▸ **Task input**:
---+---

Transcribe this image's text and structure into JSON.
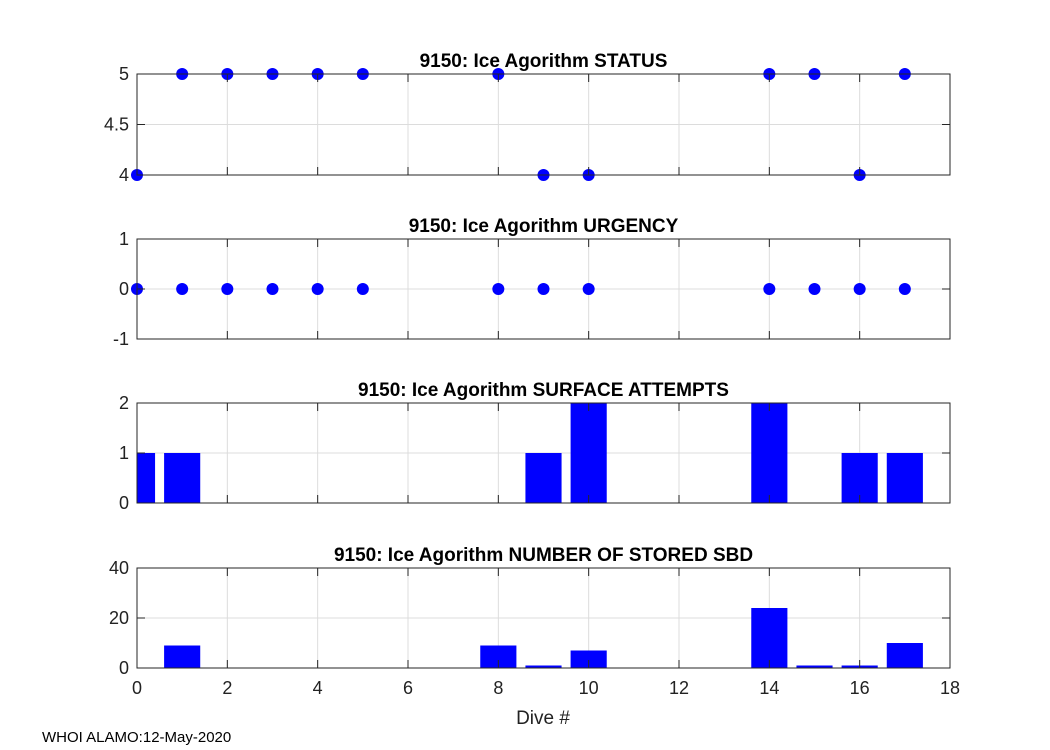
{
  "footer": "WHOI ALAMO:12-May-2020",
  "colors": {
    "marker": "#0000FF",
    "axis": "#262626",
    "grid": "#DCDCDC"
  },
  "chart_data": [
    {
      "type": "scatter",
      "title": "9150: Ice Agorithm STATUS",
      "xlabel": "",
      "ylabel": "",
      "xlim": [
        0,
        18
      ],
      "ylim": [
        4,
        5
      ],
      "yticks": [
        4,
        4.5,
        5
      ],
      "ytick_labels": [
        "4",
        "4.5",
        "5"
      ],
      "x": [
        0,
        1,
        2,
        3,
        4,
        5,
        8,
        9,
        10,
        14,
        15,
        16,
        17
      ],
      "y": [
        4,
        5,
        5,
        5,
        5,
        5,
        5,
        4,
        4,
        5,
        5,
        4,
        5
      ],
      "grid": true
    },
    {
      "type": "scatter",
      "title": "9150: Ice Agorithm URGENCY",
      "xlabel": "",
      "ylabel": "",
      "xlim": [
        0,
        18
      ],
      "ylim": [
        -1,
        1
      ],
      "yticks": [
        -1,
        0,
        1
      ],
      "ytick_labels": [
        "-1",
        "0",
        "1"
      ],
      "x": [
        0,
        1,
        2,
        3,
        4,
        5,
        8,
        9,
        10,
        14,
        15,
        16,
        17
      ],
      "y": [
        0,
        0,
        0,
        0,
        0,
        0,
        0,
        0,
        0,
        0,
        0,
        0,
        0
      ],
      "grid": true
    },
    {
      "type": "bar",
      "title": "9150: Ice Agorithm SURFACE ATTEMPTS",
      "xlabel": "",
      "ylabel": "",
      "xlim": [
        0,
        18
      ],
      "ylim": [
        0,
        2
      ],
      "yticks": [
        0,
        1,
        2
      ],
      "ytick_labels": [
        "0",
        "1",
        "2"
      ],
      "x": [
        0,
        1,
        9,
        10,
        14,
        16,
        17
      ],
      "values": [
        1,
        1,
        1,
        2,
        2,
        1,
        1
      ],
      "grid": true
    },
    {
      "type": "bar",
      "title": "9150: Ice Agorithm NUMBER OF STORED SBD",
      "xlabel": "Dive #",
      "ylabel": "",
      "xlim": [
        0,
        18
      ],
      "ylim": [
        0,
        40
      ],
      "yticks": [
        0,
        20,
        40
      ],
      "ytick_labels": [
        "0",
        "20",
        "40"
      ],
      "xticks": [
        0,
        2,
        4,
        6,
        8,
        10,
        12,
        14,
        16,
        18
      ],
      "xtick_labels": [
        "0",
        "2",
        "4",
        "6",
        "8",
        "10",
        "12",
        "14",
        "16",
        "18"
      ],
      "x": [
        1,
        8,
        9,
        10,
        14,
        15,
        16,
        17
      ],
      "values": [
        9,
        9,
        1,
        7,
        24,
        1,
        1,
        10
      ],
      "grid": true
    }
  ]
}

---+---

▸ **Directive**:
Filter the records above and return every line that holds the word "title".

▸ **Exercise solution**:
      "title": "9150: Ice Agorithm STATUS",
      "title": "9150: Ice Agorithm URGENCY",
      "title": "9150: Ice Agorithm SURFACE ATTEMPTS",
      "title": "9150: Ice Agorithm NUMBER OF STORED SBD",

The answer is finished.